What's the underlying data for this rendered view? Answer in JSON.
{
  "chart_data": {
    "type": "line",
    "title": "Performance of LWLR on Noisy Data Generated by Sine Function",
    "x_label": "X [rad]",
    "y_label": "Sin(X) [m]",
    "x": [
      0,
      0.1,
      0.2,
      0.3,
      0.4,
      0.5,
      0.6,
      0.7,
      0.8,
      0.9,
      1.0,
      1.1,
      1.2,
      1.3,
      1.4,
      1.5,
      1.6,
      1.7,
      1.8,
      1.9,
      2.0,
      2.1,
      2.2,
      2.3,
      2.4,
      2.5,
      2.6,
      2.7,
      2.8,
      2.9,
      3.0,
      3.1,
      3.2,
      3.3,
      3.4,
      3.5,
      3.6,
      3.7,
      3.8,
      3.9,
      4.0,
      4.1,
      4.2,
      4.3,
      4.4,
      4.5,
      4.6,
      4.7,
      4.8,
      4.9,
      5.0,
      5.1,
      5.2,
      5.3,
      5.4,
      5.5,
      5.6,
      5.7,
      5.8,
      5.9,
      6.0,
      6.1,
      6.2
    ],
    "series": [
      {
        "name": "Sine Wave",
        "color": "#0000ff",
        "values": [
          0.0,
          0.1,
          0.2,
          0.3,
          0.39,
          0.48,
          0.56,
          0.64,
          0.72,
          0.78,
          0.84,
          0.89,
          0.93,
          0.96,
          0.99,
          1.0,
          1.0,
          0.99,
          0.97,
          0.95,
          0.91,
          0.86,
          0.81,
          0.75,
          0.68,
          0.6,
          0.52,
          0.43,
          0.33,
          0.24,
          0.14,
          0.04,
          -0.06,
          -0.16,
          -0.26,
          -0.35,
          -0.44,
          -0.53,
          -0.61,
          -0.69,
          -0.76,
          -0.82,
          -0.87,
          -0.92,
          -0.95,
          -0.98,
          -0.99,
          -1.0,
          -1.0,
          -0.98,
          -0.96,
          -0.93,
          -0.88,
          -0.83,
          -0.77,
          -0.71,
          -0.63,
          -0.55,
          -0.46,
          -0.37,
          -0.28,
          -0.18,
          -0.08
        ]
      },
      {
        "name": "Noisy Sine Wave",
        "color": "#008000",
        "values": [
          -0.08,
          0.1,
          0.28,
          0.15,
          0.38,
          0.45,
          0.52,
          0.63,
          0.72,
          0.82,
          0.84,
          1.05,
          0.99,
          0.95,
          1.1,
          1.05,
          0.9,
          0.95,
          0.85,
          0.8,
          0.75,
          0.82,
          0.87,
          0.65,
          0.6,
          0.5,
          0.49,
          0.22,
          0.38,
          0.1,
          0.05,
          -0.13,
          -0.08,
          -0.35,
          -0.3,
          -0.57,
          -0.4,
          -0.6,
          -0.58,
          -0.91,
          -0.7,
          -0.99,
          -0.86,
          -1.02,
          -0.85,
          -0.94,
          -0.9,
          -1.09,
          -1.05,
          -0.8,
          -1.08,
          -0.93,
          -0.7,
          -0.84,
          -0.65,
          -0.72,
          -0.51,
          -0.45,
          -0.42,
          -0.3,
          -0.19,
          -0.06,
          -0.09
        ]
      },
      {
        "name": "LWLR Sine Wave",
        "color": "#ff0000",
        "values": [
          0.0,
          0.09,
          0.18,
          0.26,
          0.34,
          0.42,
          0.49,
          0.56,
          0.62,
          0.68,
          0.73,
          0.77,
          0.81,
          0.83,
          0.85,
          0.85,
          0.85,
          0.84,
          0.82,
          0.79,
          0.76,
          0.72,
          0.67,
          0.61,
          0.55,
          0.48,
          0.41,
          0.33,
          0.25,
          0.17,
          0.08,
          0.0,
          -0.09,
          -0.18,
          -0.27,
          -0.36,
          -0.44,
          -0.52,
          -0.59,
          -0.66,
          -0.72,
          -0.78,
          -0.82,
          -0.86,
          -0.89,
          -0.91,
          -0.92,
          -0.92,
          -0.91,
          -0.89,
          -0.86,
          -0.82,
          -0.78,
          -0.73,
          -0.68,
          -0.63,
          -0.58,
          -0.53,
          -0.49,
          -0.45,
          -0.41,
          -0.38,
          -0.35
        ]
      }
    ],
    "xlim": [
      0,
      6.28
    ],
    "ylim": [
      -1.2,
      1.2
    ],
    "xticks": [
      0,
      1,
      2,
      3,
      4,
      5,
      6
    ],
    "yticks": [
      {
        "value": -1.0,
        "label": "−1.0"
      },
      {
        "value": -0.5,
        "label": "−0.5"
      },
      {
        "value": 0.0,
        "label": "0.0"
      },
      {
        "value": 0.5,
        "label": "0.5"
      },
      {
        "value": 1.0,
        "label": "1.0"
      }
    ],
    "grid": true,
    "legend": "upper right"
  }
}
::::::::::
> _What you will do_:
Take the material above and return all of it exactly.

> _Task result_:
What's the underlying data for this rendered view? Answer in JSON.
{
  "chart_data": {
    "type": "line",
    "title": "Performance of LWLR on Noisy Data Generated by Sine Function",
    "x_label": "X [rad]",
    "y_label": "Sin(X) [m]",
    "x": [
      0,
      0.1,
      0.2,
      0.3,
      0.4,
      0.5,
      0.6,
      0.7,
      0.8,
      0.9,
      1.0,
      1.1,
      1.2,
      1.3,
      1.4,
      1.5,
      1.6,
      1.7,
      1.8,
      1.9,
      2.0,
      2.1,
      2.2,
      2.3,
      2.4,
      2.5,
      2.6,
      2.7,
      2.8,
      2.9,
      3.0,
      3.1,
      3.2,
      3.3,
      3.4,
      3.5,
      3.6,
      3.7,
      3.8,
      3.9,
      4.0,
      4.1,
      4.2,
      4.3,
      4.4,
      4.5,
      4.6,
      4.7,
      4.8,
      4.9,
      5.0,
      5.1,
      5.2,
      5.3,
      5.4,
      5.5,
      5.6,
      5.7,
      5.8,
      5.9,
      6.0,
      6.1,
      6.2
    ],
    "series": [
      {
        "name": "Sine Wave",
        "color": "#0000ff",
        "values": [
          0.0,
          0.1,
          0.2,
          0.3,
          0.39,
          0.48,
          0.56,
          0.64,
          0.72,
          0.78,
          0.84,
          0.89,
          0.93,
          0.96,
          0.99,
          1.0,
          1.0,
          0.99,
          0.97,
          0.95,
          0.91,
          0.86,
          0.81,
          0.75,
          0.68,
          0.6,
          0.52,
          0.43,
          0.33,
          0.24,
          0.14,
          0.04,
          -0.06,
          -0.16,
          -0.26,
          -0.35,
          -0.44,
          -0.53,
          -0.61,
          -0.69,
          -0.76,
          -0.82,
          -0.87,
          -0.92,
          -0.95,
          -0.98,
          -0.99,
          -1.0,
          -1.0,
          -0.98,
          -0.96,
          -0.93,
          -0.88,
          -0.83,
          -0.77,
          -0.71,
          -0.63,
          -0.55,
          -0.46,
          -0.37,
          -0.28,
          -0.18,
          -0.08
        ]
      },
      {
        "name": "Noisy Sine Wave",
        "color": "#008000",
        "values": [
          -0.08,
          0.1,
          0.28,
          0.15,
          0.38,
          0.45,
          0.52,
          0.63,
          0.72,
          0.82,
          0.84,
          1.05,
          0.99,
          0.95,
          1.1,
          1.05,
          0.9,
          0.95,
          0.85,
          0.8,
          0.75,
          0.82,
          0.87,
          0.65,
          0.6,
          0.5,
          0.49,
          0.22,
          0.38,
          0.1,
          0.05,
          -0.13,
          -0.08,
          -0.35,
          -0.3,
          -0.57,
          -0.4,
          -0.6,
          -0.58,
          -0.91,
          -0.7,
          -0.99,
          -0.86,
          -1.02,
          -0.85,
          -0.94,
          -0.9,
          -1.09,
          -1.05,
          -0.8,
          -1.08,
          -0.93,
          -0.7,
          -0.84,
          -0.65,
          -0.72,
          -0.51,
          -0.45,
          -0.42,
          -0.3,
          -0.19,
          -0.06,
          -0.09
        ]
      },
      {
        "name": "LWLR Sine Wave",
        "color": "#ff0000",
        "values": [
          0.0,
          0.09,
          0.18,
          0.26,
          0.34,
          0.42,
          0.49,
          0.56,
          0.62,
          0.68,
          0.73,
          0.77,
          0.81,
          0.83,
          0.85,
          0.85,
          0.85,
          0.84,
          0.82,
          0.79,
          0.76,
          0.72,
          0.67,
          0.61,
          0.55,
          0.48,
          0.41,
          0.33,
          0.25,
          0.17,
          0.08,
          0.0,
          -0.09,
          -0.18,
          -0.27,
          -0.36,
          -0.44,
          -0.52,
          -0.59,
          -0.66,
          -0.72,
          -0.78,
          -0.82,
          -0.86,
          -0.89,
          -0.91,
          -0.92,
          -0.92,
          -0.91,
          -0.89,
          -0.86,
          -0.82,
          -0.78,
          -0.73,
          -0.68,
          -0.63,
          -0.58,
          -0.53,
          -0.49,
          -0.45,
          -0.41,
          -0.38,
          -0.35
        ]
      }
    ],
    "xlim": [
      0,
      6.28
    ],
    "ylim": [
      -1.2,
      1.2
    ],
    "xticks": [
      0,
      1,
      2,
      3,
      4,
      5,
      6
    ],
    "yticks": [
      {
        "value": -1.0,
        "label": "−1.0"
      },
      {
        "value": -0.5,
        "label": "−0.5"
      },
      {
        "value": 0.0,
        "label": "0.0"
      },
      {
        "value": 0.5,
        "label": "0.5"
      },
      {
        "value": 1.0,
        "label": "1.0"
      }
    ],
    "grid": true,
    "legend": "upper right"
  }
}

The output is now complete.